** Exercise task **
Please edit the rows below by replacing every "interactable" with "clickable", keeping everything else unchanged.

[Supplied information start]

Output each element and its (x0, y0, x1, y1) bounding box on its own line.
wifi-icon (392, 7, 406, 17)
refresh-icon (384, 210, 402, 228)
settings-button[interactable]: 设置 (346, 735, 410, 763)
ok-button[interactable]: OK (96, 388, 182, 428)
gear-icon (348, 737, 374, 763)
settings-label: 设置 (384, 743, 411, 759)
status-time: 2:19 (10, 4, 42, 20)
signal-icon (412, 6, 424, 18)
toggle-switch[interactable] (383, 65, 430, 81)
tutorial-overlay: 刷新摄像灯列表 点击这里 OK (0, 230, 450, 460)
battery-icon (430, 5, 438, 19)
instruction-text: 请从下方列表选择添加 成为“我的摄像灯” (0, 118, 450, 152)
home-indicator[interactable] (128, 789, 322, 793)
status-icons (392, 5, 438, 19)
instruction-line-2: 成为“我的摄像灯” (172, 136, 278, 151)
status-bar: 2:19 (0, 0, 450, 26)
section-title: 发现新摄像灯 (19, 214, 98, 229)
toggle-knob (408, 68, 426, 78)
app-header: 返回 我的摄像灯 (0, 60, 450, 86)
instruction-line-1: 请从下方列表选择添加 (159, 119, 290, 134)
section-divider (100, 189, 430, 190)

[Supplied information end]

** Complete answer **
Output each element and its (x0, y0, x1, y1) bounding box on its own line.
wifi-icon (392, 7, 406, 17)
refresh-icon (384, 210, 402, 228)
settings-button[clickable]: 设置 (346, 735, 410, 763)
ok-button[clickable]: OK (96, 388, 182, 428)
gear-icon (348, 737, 374, 763)
settings-label: 设置 (384, 743, 411, 759)
status-time: 2:19 (10, 4, 42, 20)
signal-icon (412, 6, 424, 18)
toggle-switch[clickable] (383, 65, 430, 81)
tutorial-overlay: 刷新摄像灯列表 点击这里 OK (0, 230, 450, 460)
battery-icon (430, 5, 438, 19)
instruction-text: 请从下方列表选择添加 成为“我的摄像灯” (0, 118, 450, 152)
home-indicator[clickable] (128, 789, 322, 793)
status-icons (392, 5, 438, 19)
instruction-line-2: 成为“我的摄像灯” (172, 136, 278, 151)
status-bar: 2:19 (0, 0, 450, 26)
section-title: 发现新摄像灯 (19, 214, 98, 229)
toggle-knob (408, 68, 426, 78)
app-header: 返回 我的摄像灯 (0, 60, 450, 86)
instruction-line-1: 请从下方列表选择添加 (159, 119, 290, 134)
section-divider (100, 189, 430, 190)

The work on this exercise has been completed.